** start Available records **

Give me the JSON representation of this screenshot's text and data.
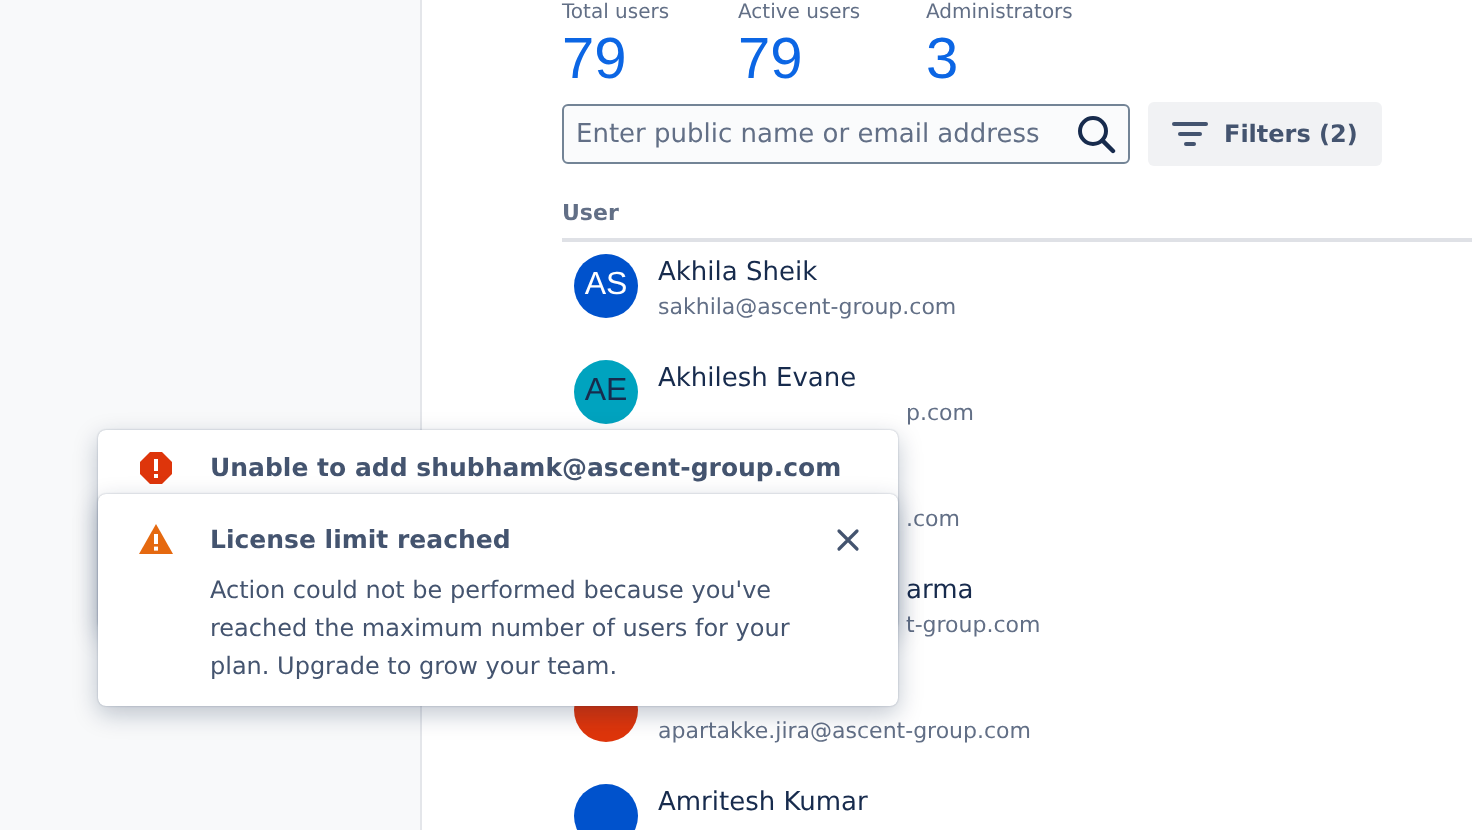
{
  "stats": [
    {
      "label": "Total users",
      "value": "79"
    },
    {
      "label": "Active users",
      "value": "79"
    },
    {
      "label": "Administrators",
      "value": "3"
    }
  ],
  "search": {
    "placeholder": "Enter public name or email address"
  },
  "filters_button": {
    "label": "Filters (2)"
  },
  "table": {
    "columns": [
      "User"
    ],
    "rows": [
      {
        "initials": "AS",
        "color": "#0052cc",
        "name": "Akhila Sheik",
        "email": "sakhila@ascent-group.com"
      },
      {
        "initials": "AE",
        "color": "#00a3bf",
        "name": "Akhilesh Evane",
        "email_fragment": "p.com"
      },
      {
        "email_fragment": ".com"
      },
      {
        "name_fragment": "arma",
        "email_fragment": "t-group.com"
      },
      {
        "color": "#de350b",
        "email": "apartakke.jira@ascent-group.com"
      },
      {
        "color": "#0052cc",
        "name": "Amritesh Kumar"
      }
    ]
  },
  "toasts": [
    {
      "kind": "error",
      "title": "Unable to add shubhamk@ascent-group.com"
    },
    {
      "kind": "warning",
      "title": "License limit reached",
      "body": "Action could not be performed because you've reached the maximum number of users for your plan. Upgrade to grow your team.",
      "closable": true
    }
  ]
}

** end Available records **

Every entry must be reproduced exactly, with the images left out.

# [Correct output]
Give me the JSON representation of this screenshot's text and data.
{
  "stats": [
    {
      "label": "Total users",
      "value": "79"
    },
    {
      "label": "Active users",
      "value": "79"
    },
    {
      "label": "Administrators",
      "value": "3"
    }
  ],
  "search": {
    "placeholder": "Enter public name or email address"
  },
  "filters_button": {
    "label": "Filters (2)"
  },
  "table": {
    "columns": [
      "User"
    ],
    "rows": [
      {
        "initials": "AS",
        "color": "#0052cc",
        "name": "Akhila Sheik",
        "email": "sakhila@ascent-group.com"
      },
      {
        "initials": "AE",
        "color": "#00a3bf",
        "name": "Akhilesh Evane",
        "email_fragment": "p.com"
      },
      {
        "email_fragment": ".com"
      },
      {
        "name_fragment": "arma",
        "email_fragment": "t-group.com"
      },
      {
        "color": "#de350b",
        "email": "apartakke.jira@ascent-group.com"
      },
      {
        "color": "#0052cc",
        "name": "Amritesh Kumar"
      }
    ]
  },
  "toasts": [
    {
      "kind": "error",
      "title": "Unable to add shubhamk@ascent-group.com"
    },
    {
      "kind": "warning",
      "title": "License limit reached",
      "body": "Action could not be performed because you've reached the maximum number of users for your plan. Upgrade to grow your team.",
      "closable": true
    }
  ]
}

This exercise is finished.